- **Work order**: Find and return every line of the data that contains the word "explained".

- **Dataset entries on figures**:
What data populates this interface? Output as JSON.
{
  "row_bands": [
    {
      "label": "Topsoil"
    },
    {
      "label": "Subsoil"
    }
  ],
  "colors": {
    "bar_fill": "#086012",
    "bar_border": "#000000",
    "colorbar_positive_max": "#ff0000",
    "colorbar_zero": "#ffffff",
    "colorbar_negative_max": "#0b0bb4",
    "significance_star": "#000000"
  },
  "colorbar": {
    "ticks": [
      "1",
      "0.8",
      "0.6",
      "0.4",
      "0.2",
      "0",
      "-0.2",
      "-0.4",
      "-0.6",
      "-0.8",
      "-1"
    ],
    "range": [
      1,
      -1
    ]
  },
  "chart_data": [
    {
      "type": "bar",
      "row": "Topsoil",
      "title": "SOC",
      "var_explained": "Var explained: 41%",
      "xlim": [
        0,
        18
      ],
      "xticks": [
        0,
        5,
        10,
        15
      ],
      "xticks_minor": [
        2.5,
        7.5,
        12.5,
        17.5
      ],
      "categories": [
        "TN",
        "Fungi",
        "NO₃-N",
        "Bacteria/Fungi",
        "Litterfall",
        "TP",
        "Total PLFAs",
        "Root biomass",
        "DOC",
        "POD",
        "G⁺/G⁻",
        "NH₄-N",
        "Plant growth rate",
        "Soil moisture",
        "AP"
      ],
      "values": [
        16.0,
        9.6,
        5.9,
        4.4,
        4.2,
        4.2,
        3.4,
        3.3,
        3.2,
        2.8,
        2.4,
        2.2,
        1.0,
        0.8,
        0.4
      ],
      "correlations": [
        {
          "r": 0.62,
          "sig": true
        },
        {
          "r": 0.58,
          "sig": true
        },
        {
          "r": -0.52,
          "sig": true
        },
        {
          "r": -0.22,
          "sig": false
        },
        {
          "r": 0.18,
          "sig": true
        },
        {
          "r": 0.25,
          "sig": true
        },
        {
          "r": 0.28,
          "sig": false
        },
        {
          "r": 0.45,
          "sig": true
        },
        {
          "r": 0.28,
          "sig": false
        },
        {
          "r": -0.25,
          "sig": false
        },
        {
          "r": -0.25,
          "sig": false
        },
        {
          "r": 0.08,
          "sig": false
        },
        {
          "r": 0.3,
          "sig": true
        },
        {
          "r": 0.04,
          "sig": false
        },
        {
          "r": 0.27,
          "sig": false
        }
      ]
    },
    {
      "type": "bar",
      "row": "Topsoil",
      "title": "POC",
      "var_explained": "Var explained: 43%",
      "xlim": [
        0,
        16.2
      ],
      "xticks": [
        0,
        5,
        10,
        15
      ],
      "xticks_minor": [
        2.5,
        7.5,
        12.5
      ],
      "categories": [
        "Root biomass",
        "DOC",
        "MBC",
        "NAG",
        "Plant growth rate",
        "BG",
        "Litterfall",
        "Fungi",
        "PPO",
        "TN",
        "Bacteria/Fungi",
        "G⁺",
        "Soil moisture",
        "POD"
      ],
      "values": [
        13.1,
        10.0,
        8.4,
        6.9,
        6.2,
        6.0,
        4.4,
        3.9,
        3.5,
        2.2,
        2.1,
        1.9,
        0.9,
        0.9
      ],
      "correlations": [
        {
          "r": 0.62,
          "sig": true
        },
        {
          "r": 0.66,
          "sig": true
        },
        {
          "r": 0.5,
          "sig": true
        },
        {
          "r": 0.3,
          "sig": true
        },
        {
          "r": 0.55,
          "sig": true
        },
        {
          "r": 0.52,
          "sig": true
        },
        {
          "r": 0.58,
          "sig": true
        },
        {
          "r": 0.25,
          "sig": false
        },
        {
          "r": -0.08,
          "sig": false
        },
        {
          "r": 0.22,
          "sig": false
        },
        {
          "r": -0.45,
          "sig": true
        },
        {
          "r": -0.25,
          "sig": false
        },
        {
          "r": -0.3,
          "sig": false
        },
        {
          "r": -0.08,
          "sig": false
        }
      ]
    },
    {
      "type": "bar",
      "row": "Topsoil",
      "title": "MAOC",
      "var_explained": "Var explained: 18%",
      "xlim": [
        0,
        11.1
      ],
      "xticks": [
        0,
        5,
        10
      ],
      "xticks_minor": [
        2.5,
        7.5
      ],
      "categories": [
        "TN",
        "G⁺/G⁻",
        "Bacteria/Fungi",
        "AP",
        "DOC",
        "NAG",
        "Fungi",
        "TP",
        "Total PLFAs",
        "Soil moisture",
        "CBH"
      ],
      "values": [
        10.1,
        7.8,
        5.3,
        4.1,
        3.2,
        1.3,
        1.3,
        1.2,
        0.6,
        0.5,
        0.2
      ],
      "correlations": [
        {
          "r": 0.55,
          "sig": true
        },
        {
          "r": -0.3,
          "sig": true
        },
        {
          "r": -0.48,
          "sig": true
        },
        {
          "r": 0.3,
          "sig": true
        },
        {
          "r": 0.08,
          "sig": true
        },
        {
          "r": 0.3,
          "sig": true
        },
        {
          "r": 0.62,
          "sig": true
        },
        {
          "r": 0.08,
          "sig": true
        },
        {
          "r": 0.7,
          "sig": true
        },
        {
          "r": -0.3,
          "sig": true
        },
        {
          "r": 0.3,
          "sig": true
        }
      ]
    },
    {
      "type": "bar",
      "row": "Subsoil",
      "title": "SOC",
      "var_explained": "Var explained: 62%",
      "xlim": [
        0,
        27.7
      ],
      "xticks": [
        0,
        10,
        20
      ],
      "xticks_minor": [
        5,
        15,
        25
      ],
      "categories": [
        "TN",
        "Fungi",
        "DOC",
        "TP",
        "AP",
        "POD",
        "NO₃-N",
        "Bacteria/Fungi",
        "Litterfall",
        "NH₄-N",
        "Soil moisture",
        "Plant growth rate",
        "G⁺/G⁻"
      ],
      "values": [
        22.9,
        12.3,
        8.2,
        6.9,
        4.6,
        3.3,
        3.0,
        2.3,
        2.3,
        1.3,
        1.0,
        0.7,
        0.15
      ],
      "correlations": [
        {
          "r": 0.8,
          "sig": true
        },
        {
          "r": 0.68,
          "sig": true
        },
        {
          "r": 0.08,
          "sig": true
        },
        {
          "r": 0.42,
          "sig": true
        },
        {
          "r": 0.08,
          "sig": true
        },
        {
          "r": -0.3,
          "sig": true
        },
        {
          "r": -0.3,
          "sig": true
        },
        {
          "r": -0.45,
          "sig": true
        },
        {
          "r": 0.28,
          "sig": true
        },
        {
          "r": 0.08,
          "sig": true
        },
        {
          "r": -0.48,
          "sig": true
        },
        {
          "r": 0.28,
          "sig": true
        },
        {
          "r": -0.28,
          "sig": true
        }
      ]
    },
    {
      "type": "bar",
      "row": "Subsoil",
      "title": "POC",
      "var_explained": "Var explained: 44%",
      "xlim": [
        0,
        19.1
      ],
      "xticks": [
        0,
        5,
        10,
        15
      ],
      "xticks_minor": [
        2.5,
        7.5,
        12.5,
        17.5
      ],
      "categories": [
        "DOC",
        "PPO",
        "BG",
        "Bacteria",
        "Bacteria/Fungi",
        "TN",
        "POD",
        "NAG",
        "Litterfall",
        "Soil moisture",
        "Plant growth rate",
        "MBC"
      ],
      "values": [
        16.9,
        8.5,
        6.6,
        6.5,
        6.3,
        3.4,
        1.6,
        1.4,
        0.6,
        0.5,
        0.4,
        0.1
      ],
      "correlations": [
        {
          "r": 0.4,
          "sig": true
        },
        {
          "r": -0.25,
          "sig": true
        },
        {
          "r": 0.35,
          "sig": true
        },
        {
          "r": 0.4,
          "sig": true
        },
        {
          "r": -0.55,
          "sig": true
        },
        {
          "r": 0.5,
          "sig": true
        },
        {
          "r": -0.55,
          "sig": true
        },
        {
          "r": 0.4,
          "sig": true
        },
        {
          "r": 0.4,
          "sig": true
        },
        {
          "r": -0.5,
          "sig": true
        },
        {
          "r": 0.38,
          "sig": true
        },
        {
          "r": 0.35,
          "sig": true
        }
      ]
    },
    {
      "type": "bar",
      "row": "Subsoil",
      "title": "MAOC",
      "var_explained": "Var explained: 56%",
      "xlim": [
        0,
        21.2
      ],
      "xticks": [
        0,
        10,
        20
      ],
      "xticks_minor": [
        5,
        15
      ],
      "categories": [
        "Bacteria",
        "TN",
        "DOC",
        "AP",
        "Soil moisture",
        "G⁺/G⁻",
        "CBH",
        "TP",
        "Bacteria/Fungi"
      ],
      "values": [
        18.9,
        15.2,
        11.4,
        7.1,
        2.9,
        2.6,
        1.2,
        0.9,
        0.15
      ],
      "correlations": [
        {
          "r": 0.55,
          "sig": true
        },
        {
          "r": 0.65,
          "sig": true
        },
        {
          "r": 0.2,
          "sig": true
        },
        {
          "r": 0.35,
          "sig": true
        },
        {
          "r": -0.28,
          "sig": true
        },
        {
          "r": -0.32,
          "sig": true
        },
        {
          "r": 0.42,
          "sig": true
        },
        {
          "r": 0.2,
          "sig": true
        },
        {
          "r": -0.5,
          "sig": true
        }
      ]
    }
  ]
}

- **Exercise solution**:
      "var_explained": "Var explained: 41%",
      "var_explained": "Var explained: 43%",
      "var_explained": "Var explained: 18%",
      "var_explained": "Var explained: 62%",
      "var_explained": "Var explained: 44%",
      "var_explained": "Var explained: 56%",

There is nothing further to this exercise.